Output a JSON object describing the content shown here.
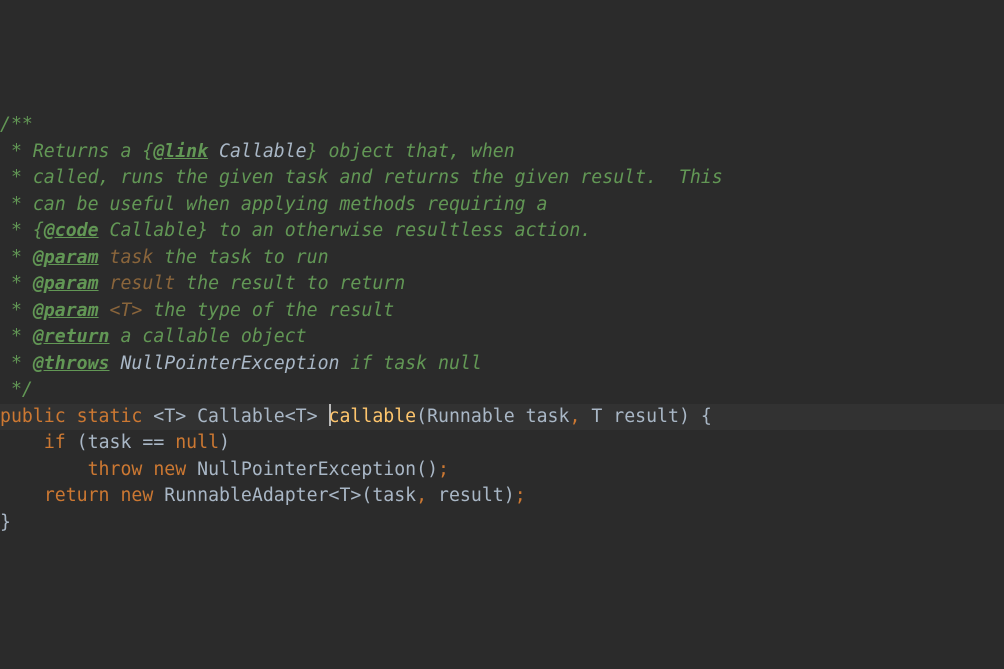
{
  "c": {
    "open": "/**",
    "l1a": " * Returns a {",
    "l1tag": "@link",
    "l1b": " ",
    "l1ref": "Callable",
    "l1c": "} object that, when",
    "l2": " * called, runs the given task and returns the given result.  This",
    "l3": " * can be useful when applying methods requiring a",
    "l4a": " * {",
    "l4tag": "@code",
    "l4b": " Callable} to an otherwise resultless action.",
    "l5a": " * ",
    "l5tag": "@param",
    "l5b": " ",
    "l5name": "task",
    "l5c": " the task to run",
    "l6a": " * ",
    "l6tag": "@param",
    "l6b": " ",
    "l6name": "result",
    "l6c": " the result to return",
    "l7a": " * ",
    "l7tag": "@param",
    "l7b": " ",
    "l7name": "<T>",
    "l7c": " the type of the result",
    "l8a": " * ",
    "l8tag": "@return",
    "l8b": " a callable object",
    "l9a": " * ",
    "l9tag": "@throws",
    "l9b": " ",
    "l9ref": "NullPointerException",
    "l9c": " if task null",
    "close": " */"
  },
  "code": {
    "sig_kw1": "public",
    "sig_sp1": " ",
    "sig_kw2": "static",
    "sig_gen": " <T> Callable<T> ",
    "sig_fn": "callable",
    "sig_args": "(Runnable task",
    "sig_kw3": ",",
    "sig_t": " T result) {",
    "if_ind": "    ",
    "if_kw": "if",
    "if_cond": " (task == ",
    "if_null": "null",
    "if_end": ")",
    "thr_ind": "        ",
    "thr_kw1": "throw",
    "thr_sp": " ",
    "thr_kw2": "new",
    "thr_rest": " NullPointerException()",
    "thr_semi": ";",
    "ret_ind": "    ",
    "ret_kw1": "return",
    "ret_sp": " ",
    "ret_kw2": "new",
    "ret_rest": " RunnableAdapter<T>(task",
    "ret_c": ",",
    "ret_rest2": " result)",
    "ret_semi": ";",
    "brace": "}"
  }
}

────

Repeat the records word for word. Any picture in them should be left out.

Output a JSON object describing the content shown here.
{
  "c": {
    "open": "/**",
    "l1a": " * Returns a {",
    "l1tag": "@link",
    "l1b": " ",
    "l1ref": "Callable",
    "l1c": "} object that, when",
    "l2": " * called, runs the given task and returns the given result.  This",
    "l3": " * can be useful when applying methods requiring a",
    "l4a": " * {",
    "l4tag": "@code",
    "l4b": " Callable} to an otherwise resultless action.",
    "l5a": " * ",
    "l5tag": "@param",
    "l5b": " ",
    "l5name": "task",
    "l5c": " the task to run",
    "l6a": " * ",
    "l6tag": "@param",
    "l6b": " ",
    "l6name": "result",
    "l6c": " the result to return",
    "l7a": " * ",
    "l7tag": "@param",
    "l7b": " ",
    "l7name": "<T>",
    "l7c": " the type of the result",
    "l8a": " * ",
    "l8tag": "@return",
    "l8b": " a callable object",
    "l9a": " * ",
    "l9tag": "@throws",
    "l9b": " ",
    "l9ref": "NullPointerException",
    "l9c": " if task null",
    "close": " */"
  },
  "code": {
    "sig_kw1": "public",
    "sig_sp1": " ",
    "sig_kw2": "static",
    "sig_gen": " <T> Callable<T> ",
    "sig_fn": "callable",
    "sig_args": "(Runnable task",
    "sig_kw3": ",",
    "sig_t": " T result) {",
    "if_ind": "    ",
    "if_kw": "if",
    "if_cond": " (task == ",
    "if_null": "null",
    "if_end": ")",
    "thr_ind": "        ",
    "thr_kw1": "throw",
    "thr_sp": " ",
    "thr_kw2": "new",
    "thr_rest": " NullPointerException()",
    "thr_semi": ";",
    "ret_ind": "    ",
    "ret_kw1": "return",
    "ret_sp": " ",
    "ret_kw2": "new",
    "ret_rest": " RunnableAdapter<T>(task",
    "ret_c": ",",
    "ret_rest2": " result)",
    "ret_semi": ";",
    "brace": "}"
  }
}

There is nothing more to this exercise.